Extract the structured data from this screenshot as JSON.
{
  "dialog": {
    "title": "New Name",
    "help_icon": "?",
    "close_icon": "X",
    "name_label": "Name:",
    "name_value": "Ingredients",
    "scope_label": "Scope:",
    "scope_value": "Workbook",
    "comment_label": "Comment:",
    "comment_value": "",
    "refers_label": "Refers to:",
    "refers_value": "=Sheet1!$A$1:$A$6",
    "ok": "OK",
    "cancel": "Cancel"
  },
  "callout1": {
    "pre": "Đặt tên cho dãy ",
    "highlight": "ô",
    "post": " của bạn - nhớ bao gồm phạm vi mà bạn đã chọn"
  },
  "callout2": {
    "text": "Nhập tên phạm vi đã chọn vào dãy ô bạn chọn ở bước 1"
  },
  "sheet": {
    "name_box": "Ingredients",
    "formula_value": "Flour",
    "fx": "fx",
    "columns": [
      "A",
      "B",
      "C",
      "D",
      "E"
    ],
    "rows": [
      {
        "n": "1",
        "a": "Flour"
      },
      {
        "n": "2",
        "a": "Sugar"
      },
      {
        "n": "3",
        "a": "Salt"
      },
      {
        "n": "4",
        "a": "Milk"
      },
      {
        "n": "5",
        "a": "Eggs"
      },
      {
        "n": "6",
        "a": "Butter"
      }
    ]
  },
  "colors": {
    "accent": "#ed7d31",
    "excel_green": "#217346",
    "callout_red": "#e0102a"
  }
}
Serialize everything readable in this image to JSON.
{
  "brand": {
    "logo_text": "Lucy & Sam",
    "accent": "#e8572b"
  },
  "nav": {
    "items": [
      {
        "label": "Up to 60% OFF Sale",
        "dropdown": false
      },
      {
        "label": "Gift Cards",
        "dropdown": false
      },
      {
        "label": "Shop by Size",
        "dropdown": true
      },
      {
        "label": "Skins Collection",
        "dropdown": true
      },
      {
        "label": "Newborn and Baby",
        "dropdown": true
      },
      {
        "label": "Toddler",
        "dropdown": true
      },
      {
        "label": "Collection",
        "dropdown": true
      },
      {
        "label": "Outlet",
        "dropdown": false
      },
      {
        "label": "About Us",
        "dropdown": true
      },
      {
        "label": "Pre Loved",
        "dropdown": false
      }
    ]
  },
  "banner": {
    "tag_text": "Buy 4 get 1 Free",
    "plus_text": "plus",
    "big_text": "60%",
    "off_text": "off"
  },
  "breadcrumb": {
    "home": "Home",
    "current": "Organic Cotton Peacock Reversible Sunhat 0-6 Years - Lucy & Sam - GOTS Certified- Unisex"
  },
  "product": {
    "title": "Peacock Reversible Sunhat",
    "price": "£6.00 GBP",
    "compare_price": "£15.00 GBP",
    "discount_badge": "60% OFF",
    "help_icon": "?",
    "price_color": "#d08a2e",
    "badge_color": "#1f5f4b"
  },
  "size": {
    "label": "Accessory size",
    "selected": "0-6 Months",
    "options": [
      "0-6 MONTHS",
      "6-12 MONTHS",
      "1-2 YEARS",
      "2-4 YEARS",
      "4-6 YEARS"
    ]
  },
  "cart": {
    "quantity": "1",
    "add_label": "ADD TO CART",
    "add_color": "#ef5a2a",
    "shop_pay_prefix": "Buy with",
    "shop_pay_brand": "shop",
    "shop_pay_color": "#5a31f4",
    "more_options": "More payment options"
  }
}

------

## Exercise goal
Give every line of the material again, exactly as it reads.

## In response
Extract the structured data from this screenshot as JSON.
{
  "dialog": {
    "title": "New Name",
    "help_icon": "?",
    "close_icon": "X",
    "name_label": "Name:",
    "name_value": "Ingredients",
    "scope_label": "Scope:",
    "scope_value": "Workbook",
    "comment_label": "Comment:",
    "comment_value": "",
    "refers_label": "Refers to:",
    "refers_value": "=Sheet1!$A$1:$A$6",
    "ok": "OK",
    "cancel": "Cancel"
  },
  "callout1": {
    "pre": "Đặt tên cho dãy ",
    "highlight": "ô",
    "post": " của bạn - nhớ bao gồm phạm vi mà bạn đã chọn"
  },
  "callout2": {
    "text": "Nhập tên phạm vi đã chọn vào dãy ô bạn chọn ở bước 1"
  },
  "sheet": {
    "name_box": "Ingredients",
    "formula_value": "Flour",
    "fx": "fx",
    "columns": [
      "A",
      "B",
      "C",
      "D",
      "E"
    ],
    "rows": [
      {
        "n": "1",
        "a": "Flour"
      },
      {
        "n": "2",
        "a": "Sugar"
      },
      {
        "n": "3",
        "a": "Salt"
      },
      {
        "n": "4",
        "a": "Milk"
      },
      {
        "n": "5",
        "a": "Eggs"
      },
      {
        "n": "6",
        "a": "Butter"
      }
    ]
  },
  "colors": {
    "accent": "#ed7d31",
    "excel_green": "#217346",
    "callout_red": "#e0102a"
  }
}
Serialize everything readable in this image to JSON.
{
  "brand": {
    "logo_text": "Lucy & Sam",
    "accent": "#e8572b"
  },
  "nav": {
    "items": [
      {
        "label": "Up to 60% OFF Sale",
        "dropdown": false
      },
      {
        "label": "Gift Cards",
        "dropdown": false
      },
      {
        "label": "Shop by Size",
        "dropdown": true
      },
      {
        "label": "Skins Collection",
        "dropdown": true
      },
      {
        "label": "Newborn and Baby",
        "dropdown": true
      },
      {
        "label": "Toddler",
        "dropdown": true
      },
      {
        "label": "Collection",
        "dropdown": true
      },
      {
        "label": "Outlet",
        "dropdown": false
      },
      {
        "label": "About Us",
        "dropdown": true
      },
      {
        "label": "Pre Loved",
        "dropdown": false
      }
    ]
  },
  "banner": {
    "tag_text": "Buy 4 get 1 Free",
    "plus_text": "plus",
    "big_text": "60%",
    "off_text": "off"
  },
  "breadcrumb": {
    "home": "Home",
    "current": "Organic Cotton Peacock Reversible Sunhat 0-6 Years - Lucy & Sam - GOTS Certified- Unisex"
  },
  "product": {
    "title": "Peacock Reversible Sunhat",
    "price": "£6.00 GBP",
    "compare_price": "£15.00 GBP",
    "discount_badge": "60% OFF",
    "help_icon": "?",
    "price_color": "#d08a2e",
    "badge_color": "#1f5f4b"
  },
  "size": {
    "label": "Accessory size",
    "selected": "0-6 Months",
    "options": [
      "0-6 MONTHS",
      "6-12 MONTHS",
      "1-2 YEARS",
      "2-4 YEARS",
      "4-6 YEARS"
    ]
  },
  "cart": {
    "quantity": "1",
    "add_label": "ADD TO CART",
    "add_color": "#ef5a2a",
    "shop_pay_prefix": "Buy with",
    "shop_pay_brand": "shop",
    "shop_pay_color": "#5a31f4",
    "more_options": "More payment options"
  }
}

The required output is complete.